• [Exercise aim]
Check every line for the word "color" and give the number of lines where it occurs, nothing else.

• [Material provided]

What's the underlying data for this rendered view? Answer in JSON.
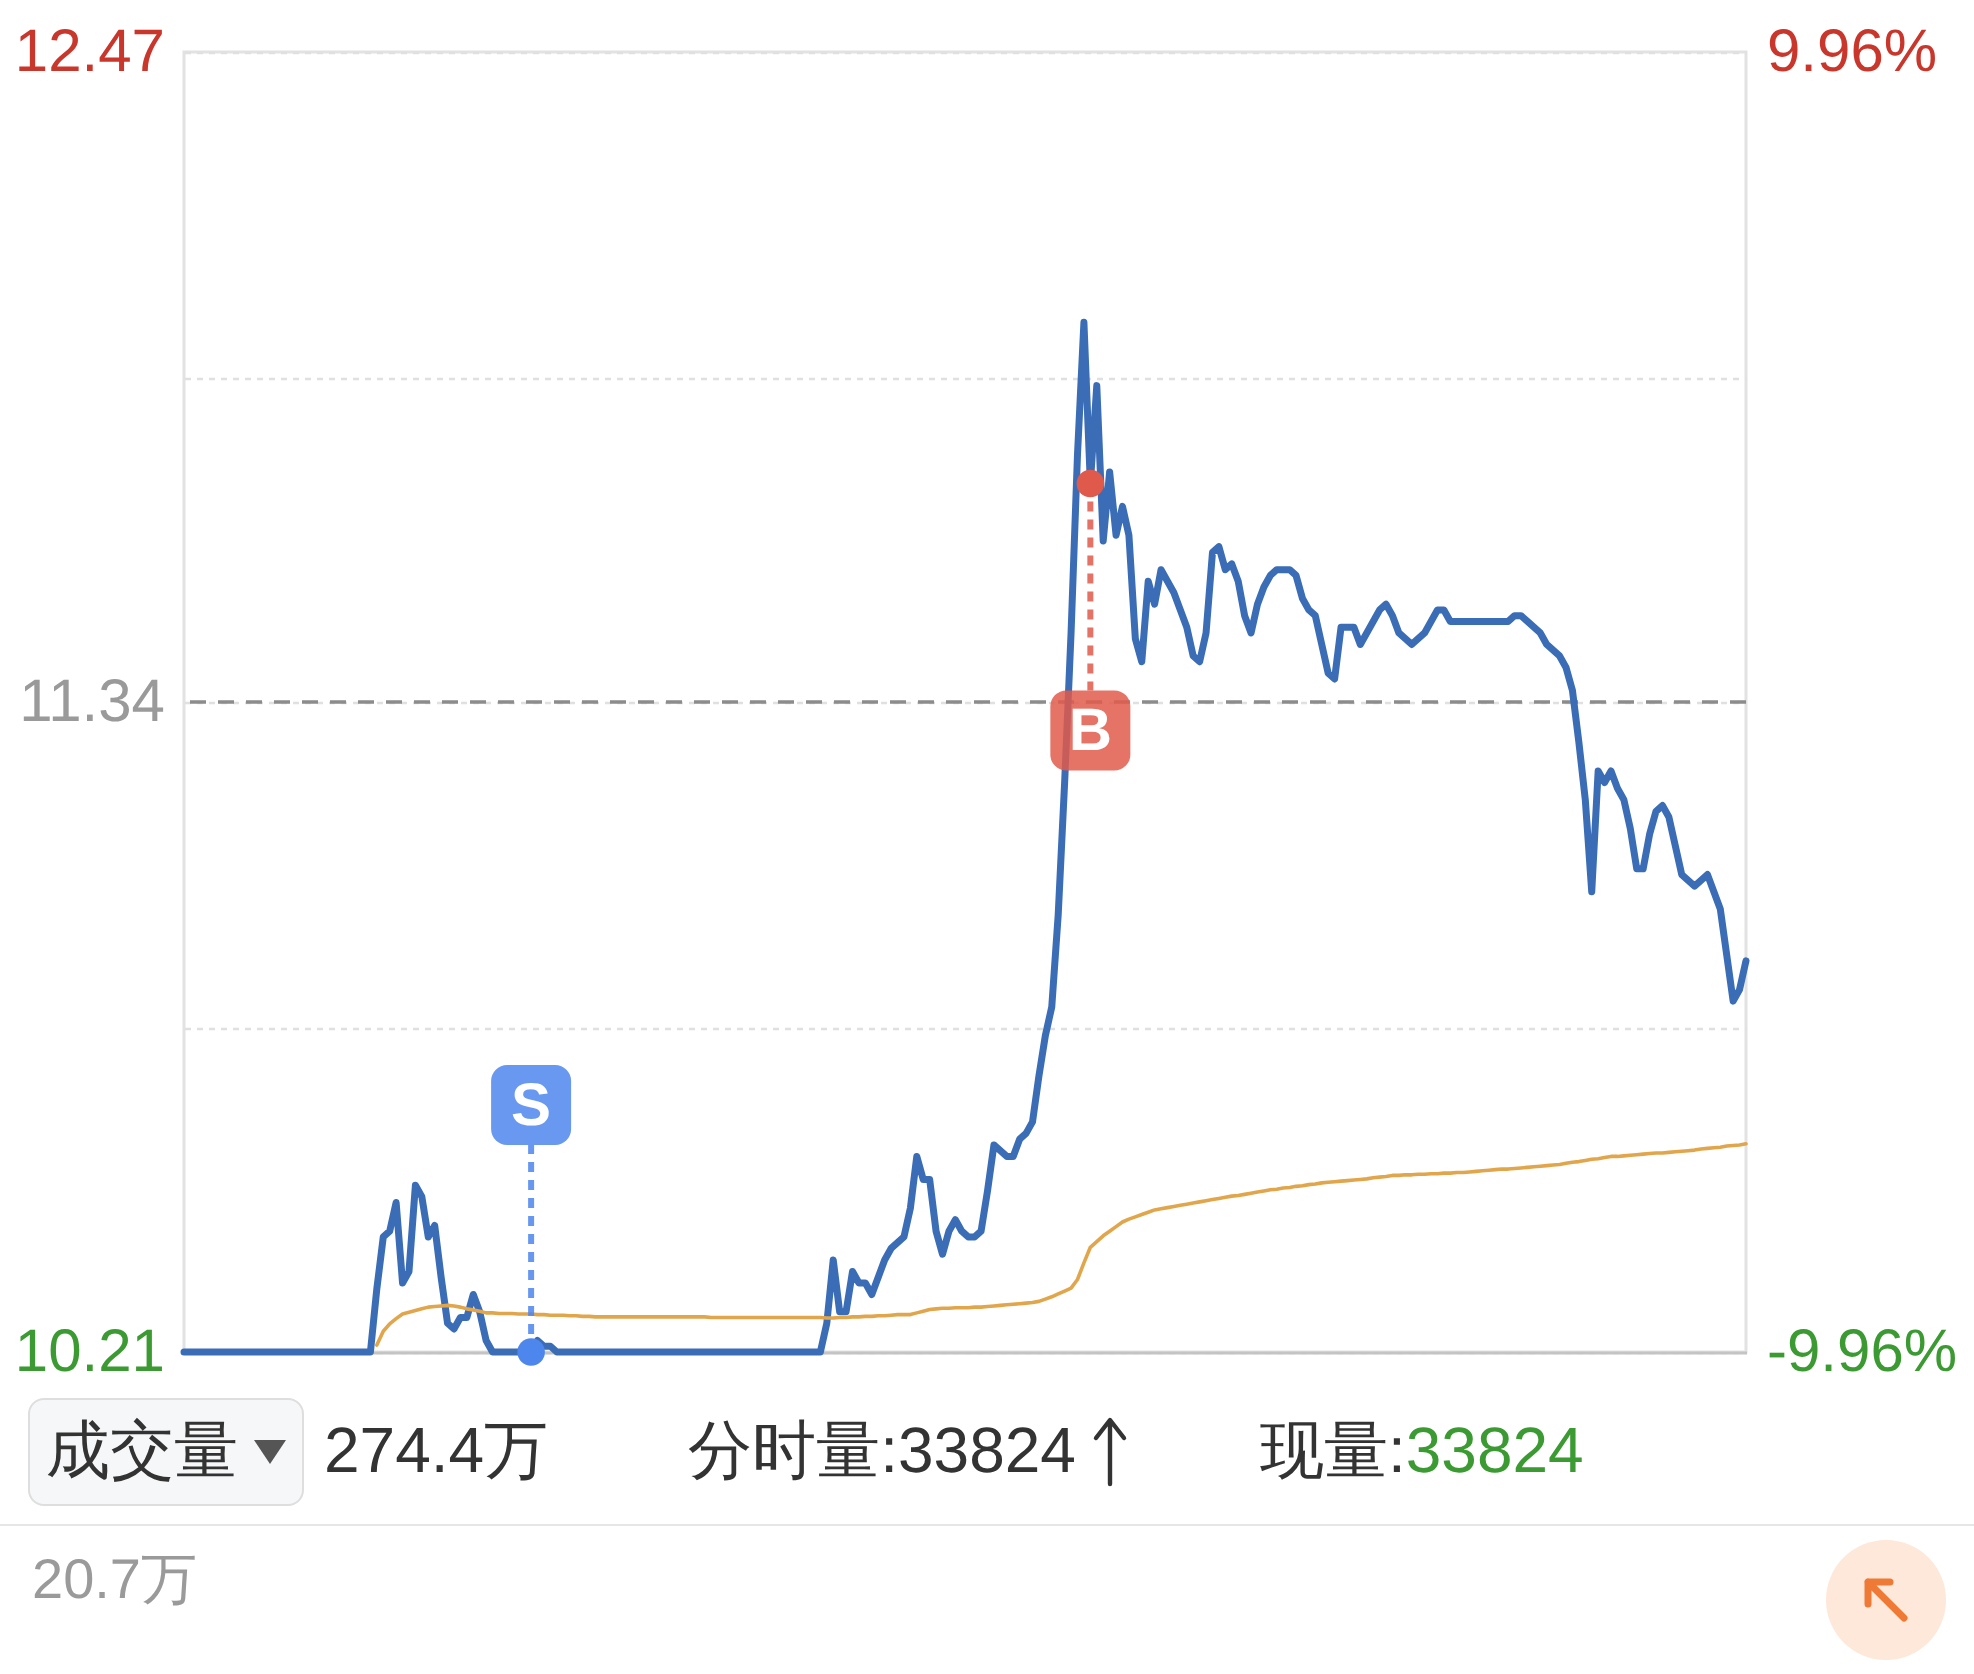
{
  "chart_data": {
    "type": "line",
    "categories": [
      null,
      null,
      null,
      null,
      null,
      null,
      null,
      null,
      null,
      null,
      null,
      null,
      null,
      null,
      null,
      null,
      null,
      null,
      null,
      null,
      null,
      null,
      null,
      null,
      null,
      null,
      null,
      null,
      null,
      null,
      null,
      null,
      null,
      null,
      null,
      null,
      null,
      null,
      null,
      null,
      null,
      null,
      null,
      null,
      null,
      null,
      null,
      null,
      null,
      null,
      null,
      null,
      null,
      null,
      null,
      null,
      null,
      null,
      null,
      null,
      null,
      null,
      null,
      null,
      null,
      null,
      null,
      null,
      null,
      null,
      null,
      null,
      null,
      null,
      null,
      null,
      null,
      null,
      null,
      null,
      null,
      null,
      null,
      null,
      null,
      null,
      null,
      null,
      null,
      null,
      null,
      null,
      null,
      null,
      null,
      null,
      null,
      null,
      null,
      null,
      null,
      null,
      null,
      null,
      null,
      null,
      null,
      null,
      null,
      null,
      null,
      null,
      null,
      null,
      null,
      null,
      null,
      null,
      null,
      null,
      null,
      null,
      null,
      null,
      null,
      null,
      null,
      null,
      null,
      null,
      null,
      null,
      null,
      null,
      null,
      null,
      null,
      null,
      null,
      null,
      null,
      null,
      null,
      null,
      null,
      null,
      null,
      null,
      null,
      null,
      null,
      null,
      null,
      null,
      null,
      null,
      null,
      null,
      null,
      null,
      null,
      null,
      null,
      null,
      null,
      null,
      null,
      null,
      null,
      null,
      null,
      null,
      null,
      null,
      null,
      null,
      null,
      null,
      null,
      null,
      null,
      null,
      null,
      null,
      null,
      null,
      null,
      null,
      null,
      null,
      null,
      null,
      null,
      null,
      null,
      null,
      null,
      null,
      null,
      null,
      null,
      null,
      null,
      null,
      null,
      null,
      null,
      null,
      null,
      null,
      null,
      null,
      null,
      null,
      null,
      null,
      null,
      null,
      null,
      null,
      null,
      null,
      null,
      null,
      null,
      null,
      null,
      null,
      null,
      null,
      null,
      null,
      null,
      null,
      null,
      null,
      null,
      null,
      null,
      null,
      null,
      null,
      null,
      null
    ],
    "series": [
      {
        "color": "#3a6db5",
        "values": [
          10.21,
          10.21,
          10.21,
          10.21,
          10.21,
          10.21,
          10.21,
          10.21,
          10.21,
          10.21,
          10.21,
          10.21,
          10.21,
          10.21,
          10.21,
          10.21,
          10.21,
          10.21,
          10.21,
          10.21,
          10.21,
          10.21,
          10.21,
          10.21,
          10.21,
          10.21,
          10.21,
          10.21,
          10.21,
          10.21,
          10.32,
          10.41,
          10.42,
          10.47,
          10.33,
          10.35,
          10.5,
          10.48,
          10.41,
          10.43,
          10.34,
          10.26,
          10.25,
          10.27,
          10.27,
          10.31,
          10.28,
          10.23,
          10.21,
          10.21,
          10.21,
          10.21,
          10.21,
          10.21,
          10.21,
          10.23,
          10.22,
          10.22,
          10.21,
          10.21,
          10.21,
          10.21,
          10.21,
          10.21,
          10.21,
          10.21,
          10.21,
          10.21,
          10.21,
          10.21,
          10.21,
          10.21,
          10.21,
          10.21,
          10.21,
          10.21,
          10.21,
          10.21,
          10.21,
          10.21,
          10.21,
          10.21,
          10.21,
          10.21,
          10.21,
          10.21,
          10.21,
          10.21,
          10.21,
          10.21,
          10.21,
          10.21,
          10.21,
          10.21,
          10.21,
          10.21,
          10.21,
          10.21,
          10.21,
          10.21,
          10.26,
          10.37,
          10.28,
          10.28,
          10.35,
          10.33,
          10.33,
          10.31,
          10.34,
          10.37,
          10.39,
          10.4,
          10.41,
          10.46,
          10.55,
          10.51,
          10.51,
          10.42,
          10.38,
          10.42,
          10.44,
          10.42,
          10.41,
          10.41,
          10.42,
          10.49,
          10.57,
          10.56,
          10.55,
          10.55,
          10.58,
          10.59,
          10.61,
          10.69,
          10.76,
          10.81,
          10.97,
          11.2,
          11.46,
          11.77,
          12.0,
          11.72,
          11.89,
          11.62,
          11.74,
          11.63,
          11.68,
          11.63,
          11.45,
          11.41,
          11.55,
          11.51,
          11.57,
          11.55,
          11.53,
          11.5,
          11.47,
          11.42,
          11.41,
          11.46,
          11.6,
          11.61,
          11.57,
          11.58,
          11.55,
          11.49,
          11.46,
          11.51,
          11.54,
          11.56,
          11.57,
          11.57,
          11.57,
          11.56,
          11.52,
          11.5,
          11.49,
          11.44,
          11.39,
          11.38,
          11.47,
          11.47,
          11.47,
          11.44,
          11.46,
          11.48,
          11.5,
          11.51,
          11.49,
          11.46,
          11.45,
          11.44,
          11.45,
          11.46,
          11.48,
          11.5,
          11.5,
          11.48,
          11.48,
          11.48,
          11.48,
          11.48,
          11.48,
          11.48,
          11.48,
          11.48,
          11.48,
          11.49,
          11.49,
          11.48,
          11.47,
          11.46,
          11.44,
          11.43,
          11.42,
          11.4,
          11.36,
          11.27,
          11.17,
          11.01,
          11.22,
          11.2,
          11.22,
          11.19,
          11.17,
          11.12,
          11.05,
          11.05,
          11.11,
          11.15,
          11.16,
          11.14,
          11.09,
          11.04,
          11.03,
          11.02,
          11.03,
          11.04,
          11.01,
          10.98,
          10.9,
          10.82,
          10.84,
          10.89
        ]
      },
      {
        "color": "#e1a64b",
        "values": [
          null,
          null,
          null,
          null,
          null,
          null,
          null,
          null,
          null,
          null,
          null,
          null,
          null,
          null,
          null,
          null,
          null,
          null,
          null,
          null,
          null,
          null,
          null,
          null,
          null,
          null,
          null,
          null,
          null,
          null,
          10.222,
          10.246,
          10.259,
          10.268,
          10.276,
          10.279,
          10.282,
          10.285,
          10.288,
          10.289,
          10.29,
          10.291,
          10.29,
          10.288,
          10.285,
          10.283,
          10.281,
          10.278,
          10.278,
          10.277,
          10.277,
          10.277,
          10.276,
          10.276,
          10.276,
          10.275,
          10.275,
          10.274,
          10.274,
          10.274,
          10.273,
          10.273,
          10.272,
          10.272,
          10.271,
          10.271,
          10.271,
          10.271,
          10.271,
          10.271,
          10.271,
          10.271,
          10.271,
          10.271,
          10.271,
          10.271,
          10.271,
          10.271,
          10.271,
          10.271,
          10.271,
          10.271,
          10.27,
          10.27,
          10.27,
          10.27,
          10.27,
          10.27,
          10.27,
          10.27,
          10.27,
          10.27,
          10.27,
          10.27,
          10.27,
          10.27,
          10.27,
          10.27,
          10.27,
          10.27,
          10.269,
          10.269,
          10.27,
          10.27,
          10.271,
          10.271,
          10.272,
          10.272,
          10.273,
          10.273,
          10.274,
          10.275,
          10.275,
          10.275,
          10.278,
          10.281,
          10.284,
          10.285,
          10.286,
          10.286,
          10.287,
          10.287,
          10.287,
          10.288,
          10.288,
          10.289,
          10.29,
          10.291,
          10.292,
          10.293,
          10.294,
          10.295,
          10.296,
          10.298,
          10.302,
          10.306,
          10.311,
          10.316,
          10.321,
          10.336,
          10.365,
          10.392,
          10.402,
          10.412,
          10.42,
          10.428,
          10.436,
          10.441,
          10.445,
          10.449,
          10.453,
          10.457,
          10.459,
          10.461,
          10.463,
          10.465,
          10.467,
          10.469,
          10.471,
          10.473,
          10.475,
          10.477,
          10.479,
          10.481,
          10.482,
          10.484,
          10.486,
          10.488,
          10.49,
          10.492,
          10.493,
          10.495,
          10.496,
          10.498,
          10.499,
          10.501,
          10.502,
          10.504,
          10.505,
          10.506,
          10.507,
          10.508,
          10.509,
          10.51,
          10.511,
          10.513,
          10.514,
          10.515,
          10.517,
          10.517,
          10.518,
          10.518,
          10.519,
          10.519,
          10.52,
          10.52,
          10.521,
          10.521,
          10.522,
          10.522,
          10.523,
          10.524,
          10.525,
          10.526,
          10.527,
          10.528,
          10.528,
          10.529,
          10.53,
          10.531,
          10.532,
          10.533,
          10.534,
          10.535,
          10.536,
          10.538,
          10.54,
          10.541,
          10.543,
          10.545,
          10.546,
          10.548,
          10.55,
          10.55,
          10.551,
          10.552,
          10.553,
          10.554,
          10.555,
          10.556,
          10.556,
          10.557,
          10.558,
          10.559,
          10.56,
          10.561,
          10.563,
          10.564,
          10.565,
          10.566,
          10.568,
          10.569,
          10.57,
          10.572
        ]
      },
      {
        "type": "scatter",
        "name": "B",
        "color": "#e05a4b",
        "marker": "circle",
        "values": [
          null,
          null,
          null,
          null,
          null,
          null,
          null,
          null,
          null,
          null,
          null,
          null,
          null,
          null,
          null,
          null,
          null,
          null,
          null,
          null,
          null,
          null,
          null,
          null,
          null,
          null,
          null,
          null,
          null,
          null,
          null,
          null,
          null,
          null,
          null,
          null,
          null,
          null,
          null,
          null,
          null,
          null,
          null,
          null,
          null,
          null,
          null,
          null,
          null,
          null,
          null,
          null,
          null,
          null,
          null,
          null,
          null,
          null,
          null,
          null,
          null,
          null,
          null,
          null,
          null,
          null,
          null,
          null,
          null,
          null,
          null,
          null,
          null,
          null,
          null,
          null,
          null,
          null,
          null,
          null,
          null,
          null,
          null,
          null,
          null,
          null,
          null,
          null,
          null,
          null,
          null,
          null,
          null,
          null,
          null,
          null,
          null,
          null,
          null,
          null,
          null,
          null,
          null,
          null,
          null,
          null,
          null,
          null,
          null,
          null,
          null,
          null,
          null,
          null,
          null,
          null,
          null,
          null,
          null,
          null,
          null,
          null,
          null,
          null,
          null,
          null,
          null,
          null,
          null,
          null,
          null,
          null,
          null,
          null,
          null,
          null,
          null,
          null,
          null,
          null,
          null,
          11.72,
          null,
          null,
          null,
          null,
          null,
          null,
          null,
          null,
          null,
          null,
          null,
          null,
          null,
          null,
          null,
          null,
          null,
          null,
          null,
          null,
          null,
          null,
          null,
          null,
          null,
          null,
          null,
          null,
          null,
          null,
          null,
          null,
          null,
          null,
          null,
          null,
          null,
          null,
          null,
          null,
          null,
          null,
          null,
          null,
          null,
          null,
          null,
          null,
          null,
          null,
          null,
          null,
          null,
          null,
          null,
          null,
          null,
          null,
          null,
          null,
          null,
          null,
          null,
          null,
          null,
          null,
          null,
          null,
          null,
          null,
          null,
          null,
          null,
          null,
          null,
          null,
          null,
          null,
          null,
          null,
          null,
          null,
          null,
          null,
          null,
          null,
          null,
          null,
          null,
          null,
          null,
          null,
          null,
          null,
          null,
          null,
          null,
          null,
          null,
          null,
          null,
          null
        ]
      },
      {
        "type": "scatter",
        "name": "S",
        "color": "#4d86ec",
        "marker": "circle",
        "values": [
          null,
          null,
          null,
          null,
          null,
          null,
          null,
          null,
          null,
          null,
          null,
          null,
          null,
          null,
          null,
          null,
          null,
          null,
          null,
          null,
          null,
          null,
          null,
          null,
          null,
          null,
          null,
          null,
          null,
          null,
          null,
          null,
          null,
          null,
          null,
          null,
          null,
          null,
          null,
          null,
          null,
          null,
          null,
          null,
          null,
          null,
          null,
          null,
          null,
          null,
          null,
          null,
          null,
          null,
          10.21,
          null,
          null,
          null,
          null,
          null,
          null,
          null,
          null,
          null,
          null,
          null,
          null,
          null,
          null,
          null,
          null,
          null,
          null,
          null,
          null,
          null,
          null,
          null,
          null,
          null,
          null,
          null,
          null,
          null,
          null,
          null,
          null,
          null,
          null,
          null,
          null,
          null,
          null,
          null,
          null,
          null,
          null,
          null,
          null,
          null,
          null,
          null,
          null,
          null,
          null,
          null,
          null,
          null,
          null,
          null,
          null,
          null,
          null,
          null,
          null,
          null,
          null,
          null,
          null,
          null,
          null,
          null,
          null,
          null,
          null,
          null,
          null,
          null,
          null,
          null,
          null,
          null,
          null,
          null,
          null,
          null,
          null,
          null,
          null,
          null,
          null,
          null,
          null,
          null,
          null,
          null,
          null,
          null,
          null,
          null,
          null,
          null,
          null,
          null,
          null,
          null,
          null,
          null,
          null,
          null,
          null,
          null,
          null,
          null,
          null,
          null,
          null,
          null,
          null,
          null,
          null,
          null,
          null,
          null,
          null,
          null,
          null,
          null,
          null,
          null,
          null,
          null,
          null,
          null,
          null,
          null,
          null,
          null,
          null,
          null,
          null,
          null,
          null,
          null,
          null,
          null,
          null,
          null,
          null,
          null,
          null,
          null,
          null,
          null,
          null,
          null,
          null,
          null,
          null,
          null,
          null,
          null,
          null,
          null,
          null,
          null,
          null,
          null,
          null,
          null,
          null,
          null,
          null,
          null,
          null,
          null,
          null,
          null,
          null,
          null,
          null,
          null,
          null,
          null,
          null,
          null,
          null,
          null,
          null,
          null,
          null,
          null,
          null,
          null
        ]
      }
    ],
    "ylim": [
      10.21,
      12.47
    ],
    "yticks": [
      12.47,
      {
        "value": 11.905,
        "label": null
      },
      11.34,
      {
        "value": 10.775,
        "label": null
      },
      10.21
    ],
    "y2lim": [
      -9.96,
      9.96
    ],
    "y2ticks": [
      {
        "value": 9.96,
        "label": "9.96%"
      },
      {
        "value": -9.96,
        "label": "-9.96%"
      }
    ],
    "ref_lines": [
      {
        "axis": "y2",
        "value": 0,
        "color": "#8c8c8c",
        "line_style": "dashed"
      }
    ],
    "grid": "y",
    "annotations": [
      "成交量",
      "274.4万",
      "分时量:33824",
      "现量:33824",
      "20.7万"
    ]
  }
}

• [Finished exercise]
5